[TASK]
Read the data and repeat it in full, exactly.

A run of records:
________
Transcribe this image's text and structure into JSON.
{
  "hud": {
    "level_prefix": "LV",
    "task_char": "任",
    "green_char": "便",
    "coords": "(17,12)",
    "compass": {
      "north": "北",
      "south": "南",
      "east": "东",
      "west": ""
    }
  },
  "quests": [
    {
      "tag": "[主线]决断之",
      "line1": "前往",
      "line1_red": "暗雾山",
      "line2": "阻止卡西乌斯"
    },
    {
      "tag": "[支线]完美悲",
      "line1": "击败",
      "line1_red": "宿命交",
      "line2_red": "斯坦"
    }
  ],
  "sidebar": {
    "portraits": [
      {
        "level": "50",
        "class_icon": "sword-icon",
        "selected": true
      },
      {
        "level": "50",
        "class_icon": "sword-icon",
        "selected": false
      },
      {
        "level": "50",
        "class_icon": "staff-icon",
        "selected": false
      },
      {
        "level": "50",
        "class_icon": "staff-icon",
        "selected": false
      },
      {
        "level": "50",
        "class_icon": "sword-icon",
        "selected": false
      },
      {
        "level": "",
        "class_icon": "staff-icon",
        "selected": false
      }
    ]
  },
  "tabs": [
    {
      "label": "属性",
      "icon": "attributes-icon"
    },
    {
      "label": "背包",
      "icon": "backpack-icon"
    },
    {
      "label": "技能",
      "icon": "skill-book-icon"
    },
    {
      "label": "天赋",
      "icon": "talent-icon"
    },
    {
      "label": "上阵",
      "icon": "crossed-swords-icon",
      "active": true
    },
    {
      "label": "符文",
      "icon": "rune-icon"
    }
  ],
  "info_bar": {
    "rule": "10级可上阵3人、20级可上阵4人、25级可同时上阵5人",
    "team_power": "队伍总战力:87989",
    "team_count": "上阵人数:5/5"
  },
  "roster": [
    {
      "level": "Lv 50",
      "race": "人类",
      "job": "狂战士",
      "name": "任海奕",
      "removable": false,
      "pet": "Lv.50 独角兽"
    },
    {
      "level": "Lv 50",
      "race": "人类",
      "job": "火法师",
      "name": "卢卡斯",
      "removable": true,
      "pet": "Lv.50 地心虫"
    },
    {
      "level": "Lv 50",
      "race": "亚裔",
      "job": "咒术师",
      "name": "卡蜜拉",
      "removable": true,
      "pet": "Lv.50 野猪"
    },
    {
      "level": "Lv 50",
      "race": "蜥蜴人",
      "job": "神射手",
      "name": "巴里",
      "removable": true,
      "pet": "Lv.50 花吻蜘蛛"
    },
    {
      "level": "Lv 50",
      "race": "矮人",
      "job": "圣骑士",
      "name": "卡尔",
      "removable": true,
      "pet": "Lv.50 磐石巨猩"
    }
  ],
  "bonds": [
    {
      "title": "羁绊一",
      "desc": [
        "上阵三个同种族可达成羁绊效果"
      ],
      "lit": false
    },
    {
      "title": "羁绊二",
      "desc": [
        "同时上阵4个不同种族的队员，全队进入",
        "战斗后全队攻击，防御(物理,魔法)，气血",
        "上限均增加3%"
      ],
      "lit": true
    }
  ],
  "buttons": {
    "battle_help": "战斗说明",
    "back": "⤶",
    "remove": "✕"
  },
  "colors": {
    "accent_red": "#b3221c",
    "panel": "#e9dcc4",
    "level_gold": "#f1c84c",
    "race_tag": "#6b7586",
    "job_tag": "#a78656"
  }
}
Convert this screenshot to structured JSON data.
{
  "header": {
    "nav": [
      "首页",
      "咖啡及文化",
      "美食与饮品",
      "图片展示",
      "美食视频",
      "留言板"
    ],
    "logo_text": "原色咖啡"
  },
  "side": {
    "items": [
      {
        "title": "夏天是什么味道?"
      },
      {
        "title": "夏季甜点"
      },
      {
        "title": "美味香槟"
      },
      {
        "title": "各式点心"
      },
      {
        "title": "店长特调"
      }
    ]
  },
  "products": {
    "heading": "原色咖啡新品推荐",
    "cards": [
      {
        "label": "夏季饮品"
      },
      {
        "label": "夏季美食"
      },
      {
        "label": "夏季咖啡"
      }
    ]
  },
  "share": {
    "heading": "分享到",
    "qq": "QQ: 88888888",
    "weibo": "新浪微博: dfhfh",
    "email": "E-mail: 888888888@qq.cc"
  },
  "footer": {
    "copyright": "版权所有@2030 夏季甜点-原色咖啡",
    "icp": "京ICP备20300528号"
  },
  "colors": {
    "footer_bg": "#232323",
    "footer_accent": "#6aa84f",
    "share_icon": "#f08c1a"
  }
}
________
[RESULT FOR THIS EXERCISE]
Transcribe this image's text and structure into JSON.
{
  "hud": {
    "level_prefix": "LV",
    "task_char": "任",
    "green_char": "便",
    "coords": "(17,12)",
    "compass": {
      "north": "北",
      "south": "南",
      "east": "东",
      "west": ""
    }
  },
  "quests": [
    {
      "tag": "[主线]决断之",
      "line1": "前往",
      "line1_red": "暗雾山",
      "line2": "阻止卡西乌斯"
    },
    {
      "tag": "[支线]完美悲",
      "line1": "击败",
      "line1_red": "宿命交",
      "line2_red": "斯坦"
    }
  ],
  "sidebar": {
    "portraits": [
      {
        "level": "50",
        "class_icon": "sword-icon",
        "selected": true
      },
      {
        "level": "50",
        "class_icon": "sword-icon",
        "selected": false
      },
      {
        "level": "50",
        "class_icon": "staff-icon",
        "selected": false
      },
      {
        "level": "50",
        "class_icon": "staff-icon",
        "selected": false
      },
      {
        "level": "50",
        "class_icon": "sword-icon",
        "selected": false
      },
      {
        "level": "",
        "class_icon": "staff-icon",
        "selected": false
      }
    ]
  },
  "tabs": [
    {
      "label": "属性",
      "icon": "attributes-icon"
    },
    {
      "label": "背包",
      "icon": "backpack-icon"
    },
    {
      "label": "技能",
      "icon": "skill-book-icon"
    },
    {
      "label": "天赋",
      "icon": "talent-icon"
    },
    {
      "label": "上阵",
      "icon": "crossed-swords-icon",
      "active": true
    },
    {
      "label": "符文",
      "icon": "rune-icon"
    }
  ],
  "info_bar": {
    "rule": "10级可上阵3人、20级可上阵4人、25级可同时上阵5人",
    "team_power": "队伍总战力:87989",
    "team_count": "上阵人数:5/5"
  },
  "roster": [
    {
      "level": "Lv 50",
      "race": "人类",
      "job": "狂战士",
      "name": "任海奕",
      "removable": false,
      "pet": "Lv.50 独角兽"
    },
    {
      "level": "Lv 50",
      "race": "人类",
      "job": "火法师",
      "name": "卢卡斯",
      "removable": true,
      "pet": "Lv.50 地心虫"
    },
    {
      "level": "Lv 50",
      "race": "亚裔",
      "job": "咒术师",
      "name": "卡蜜拉",
      "removable": true,
      "pet": "Lv.50 野猪"
    },
    {
      "level": "Lv 50",
      "race": "蜥蜴人",
      "job": "神射手",
      "name": "巴里",
      "removable": true,
      "pet": "Lv.50 花吻蜘蛛"
    },
    {
      "level": "Lv 50",
      "race": "矮人",
      "job": "圣骑士",
      "name": "卡尔",
      "removable": true,
      "pet": "Lv.50 磐石巨猩"
    }
  ],
  "bonds": [
    {
      "title": "羁绊一",
      "desc": [
        "上阵三个同种族可达成羁绊效果"
      ],
      "lit": false
    },
    {
      "title": "羁绊二",
      "desc": [
        "同时上阵4个不同种族的队员，全队进入",
        "战斗后全队攻击，防御(物理,魔法)，气血",
        "上限均增加3%"
      ],
      "lit": true
    }
  ],
  "buttons": {
    "battle_help": "战斗说明",
    "back": "⤶",
    "remove": "✕"
  },
  "colors": {
    "accent_red": "#b3221c",
    "panel": "#e9dcc4",
    "level_gold": "#f1c84c",
    "race_tag": "#6b7586",
    "job_tag": "#a78656"
  }
}
Convert this screenshot to structured JSON data.
{
  "header": {
    "nav": [
      "首页",
      "咖啡及文化",
      "美食与饮品",
      "图片展示",
      "美食视频",
      "留言板"
    ],
    "logo_text": "原色咖啡"
  },
  "side": {
    "items": [
      {
        "title": "夏天是什么味道?"
      },
      {
        "title": "夏季甜点"
      },
      {
        "title": "美味香槟"
      },
      {
        "title": "各式点心"
      },
      {
        "title": "店长特调"
      }
    ]
  },
  "products": {
    "heading": "原色咖啡新品推荐",
    "cards": [
      {
        "label": "夏季饮品"
      },
      {
        "label": "夏季美食"
      },
      {
        "label": "夏季咖啡"
      }
    ]
  },
  "share": {
    "heading": "分享到",
    "qq": "QQ: 88888888",
    "weibo": "新浪微博: dfhfh",
    "email": "E-mail: 888888888@qq.cc"
  },
  "footer": {
    "copyright": "版权所有@2030 夏季甜点-原色咖啡",
    "icp": "京ICP备20300528号"
  },
  "colors": {
    "footer_bg": "#232323",
    "footer_accent": "#6aa84f",
    "share_icon": "#f08c1a"
  }
}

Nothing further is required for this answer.